* BEGIN *

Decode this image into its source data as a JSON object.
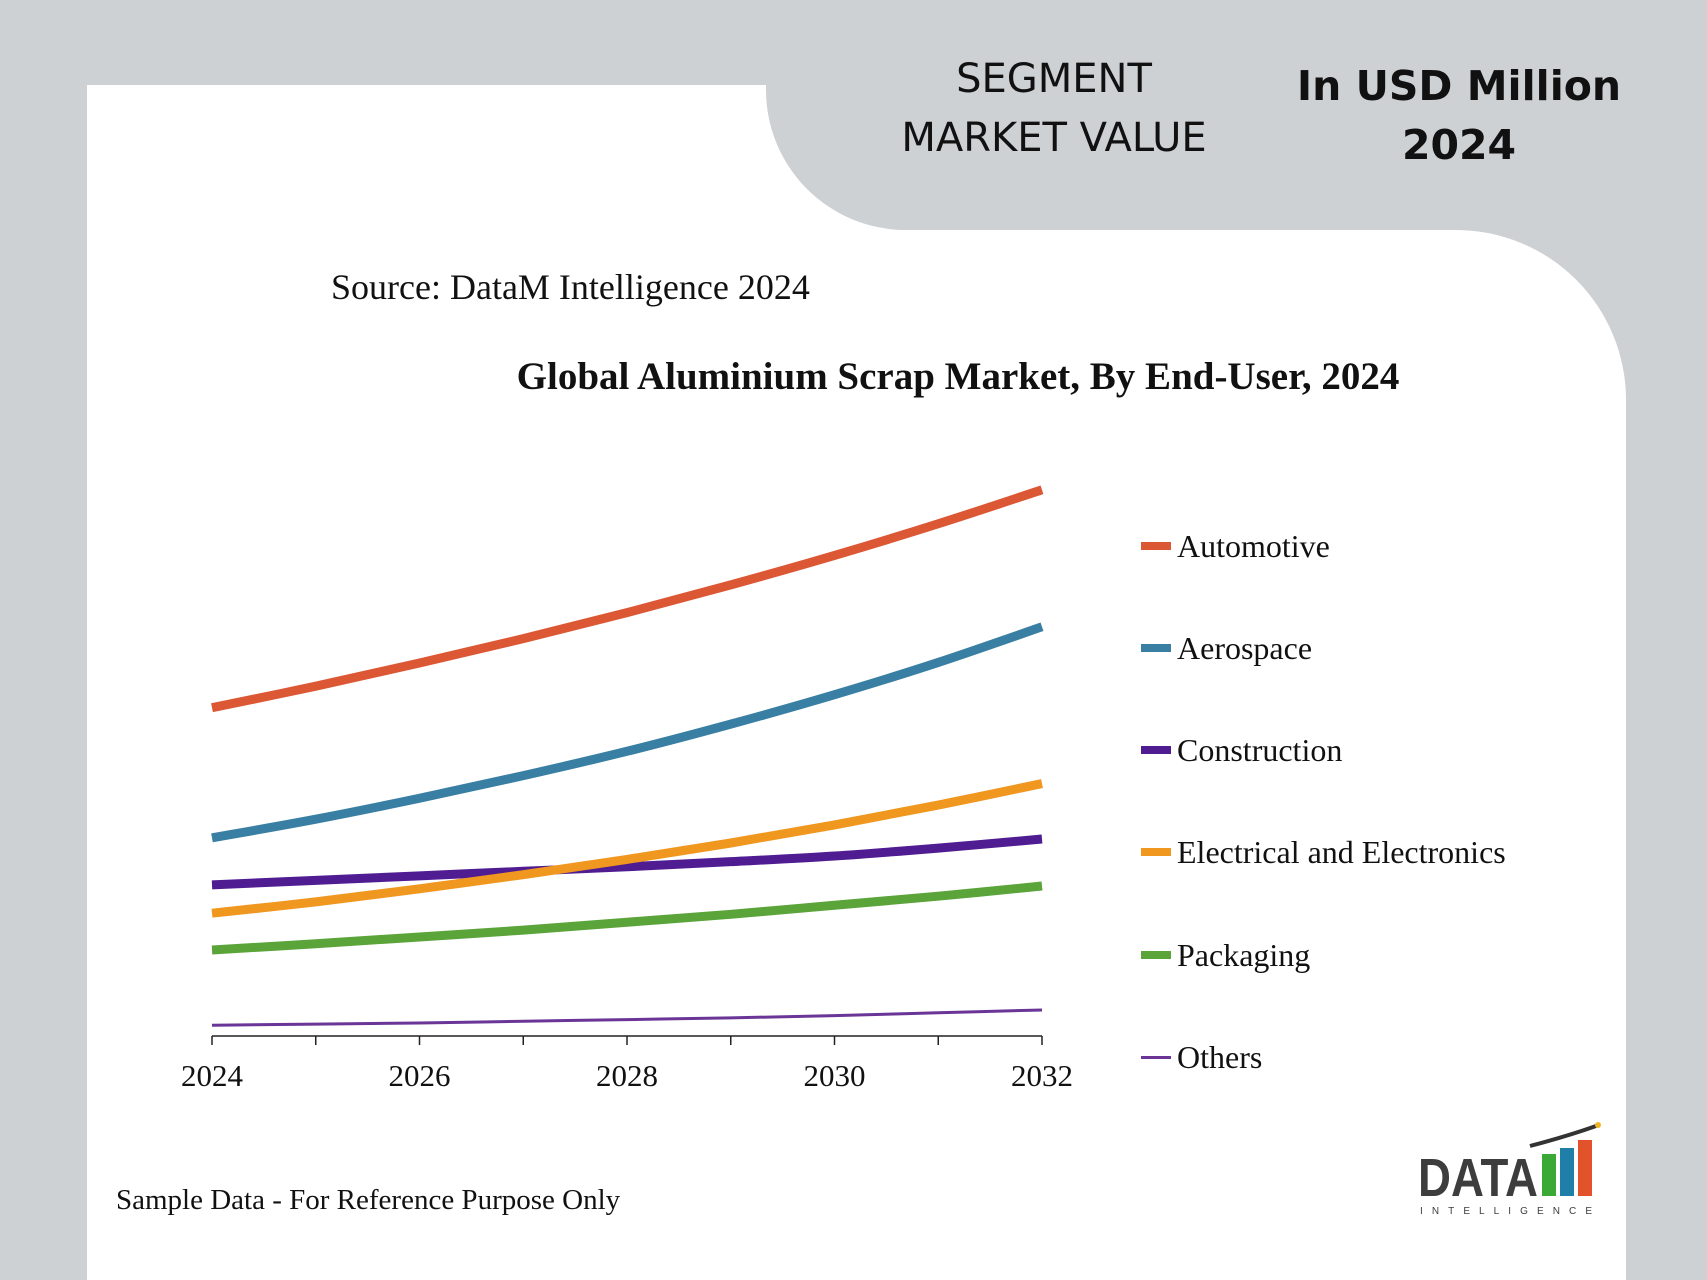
{
  "header": {
    "segment_line1": "SEGMENT",
    "segment_line2": "MARKET VALUE",
    "unit_line1": "In USD Million",
    "unit_line2": "2024"
  },
  "source": "Source: DataM Intelligence 2024",
  "footer": "Sample Data - For Reference Purpose Only",
  "logo": {
    "text": "DATA",
    "subtext": "INTELLIGENCE",
    "colors": [
      "#3aa935",
      "#1f7fa8",
      "#e2532b"
    ]
  },
  "chart_data": {
    "type": "line",
    "title": "Global Aluminium Scrap Market, By End-User, 2024",
    "xlabel": "",
    "ylabel": "",
    "x": [
      2024,
      2025,
      2026,
      2027,
      2028,
      2029,
      2030,
      2031,
      2032
    ],
    "x_tick_labels": [
      "2024",
      "2026",
      "2028",
      "2030",
      "2032"
    ],
    "ylim": [
      0,
      100
    ],
    "y_axis_visible": false,
    "grid": false,
    "legend_position": "right",
    "series": [
      {
        "name": "Automotive",
        "color": "#dc5734",
        "values": [
          58,
          61.8,
          65.9,
          70.2,
          74.8,
          79.7,
          84.9,
          90.5,
          96.5
        ]
      },
      {
        "name": "Aerospace",
        "color": "#387fa3",
        "values": [
          35,
          38.3,
          42.0,
          46.0,
          50.3,
          55.1,
          60.3,
          66.0,
          72.3
        ]
      },
      {
        "name": "Construction",
        "color": "#501c92",
        "values": [
          26.7,
          27.5,
          28.3,
          29.1,
          29.9,
          30.8,
          31.8,
          33.2,
          34.8
        ]
      },
      {
        "name": "Electrical and Electronics",
        "color": "#f0971f",
        "values": [
          21.7,
          23.7,
          26.0,
          28.5,
          31.2,
          34.1,
          37.3,
          40.8,
          44.6
        ]
      },
      {
        "name": "Packaging",
        "color": "#5aa43a",
        "values": [
          15.2,
          16.3,
          17.5,
          18.7,
          20.1,
          21.5,
          23.1,
          24.7,
          26.5
        ]
      },
      {
        "name": "Others",
        "color": "#6a3596",
        "values": [
          1.9,
          2.1,
          2.3,
          2.6,
          2.9,
          3.2,
          3.6,
          4.1,
          4.6
        ]
      }
    ]
  }
}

* END *

• _Task details_
Make an exact copy of the records shown above, without the pictures.

• _Exercise response_
Decode this image into its source data as a JSON object.
{
  "header": {
    "segment_line1": "SEGMENT",
    "segment_line2": "MARKET VALUE",
    "unit_line1": "In USD Million",
    "unit_line2": "2024"
  },
  "source": "Source: DataM Intelligence 2024",
  "footer": "Sample Data - For Reference Purpose Only",
  "logo": {
    "text": "DATA",
    "subtext": "INTELLIGENCE",
    "colors": [
      "#3aa935",
      "#1f7fa8",
      "#e2532b"
    ]
  },
  "chart_data": {
    "type": "line",
    "title": "Global Aluminium Scrap Market, By End-User, 2024",
    "xlabel": "",
    "ylabel": "",
    "x": [
      2024,
      2025,
      2026,
      2027,
      2028,
      2029,
      2030,
      2031,
      2032
    ],
    "x_tick_labels": [
      "2024",
      "2026",
      "2028",
      "2030",
      "2032"
    ],
    "ylim": [
      0,
      100
    ],
    "y_axis_visible": false,
    "grid": false,
    "legend_position": "right",
    "series": [
      {
        "name": "Automotive",
        "color": "#dc5734",
        "values": [
          58,
          61.8,
          65.9,
          70.2,
          74.8,
          79.7,
          84.9,
          90.5,
          96.5
        ]
      },
      {
        "name": "Aerospace",
        "color": "#387fa3",
        "values": [
          35,
          38.3,
          42.0,
          46.0,
          50.3,
          55.1,
          60.3,
          66.0,
          72.3
        ]
      },
      {
        "name": "Construction",
        "color": "#501c92",
        "values": [
          26.7,
          27.5,
          28.3,
          29.1,
          29.9,
          30.8,
          31.8,
          33.2,
          34.8
        ]
      },
      {
        "name": "Electrical and Electronics",
        "color": "#f0971f",
        "values": [
          21.7,
          23.7,
          26.0,
          28.5,
          31.2,
          34.1,
          37.3,
          40.8,
          44.6
        ]
      },
      {
        "name": "Packaging",
        "color": "#5aa43a",
        "values": [
          15.2,
          16.3,
          17.5,
          18.7,
          20.1,
          21.5,
          23.1,
          24.7,
          26.5
        ]
      },
      {
        "name": "Others",
        "color": "#6a3596",
        "values": [
          1.9,
          2.1,
          2.3,
          2.6,
          2.9,
          3.2,
          3.6,
          4.1,
          4.6
        ]
      }
    ]
  }
}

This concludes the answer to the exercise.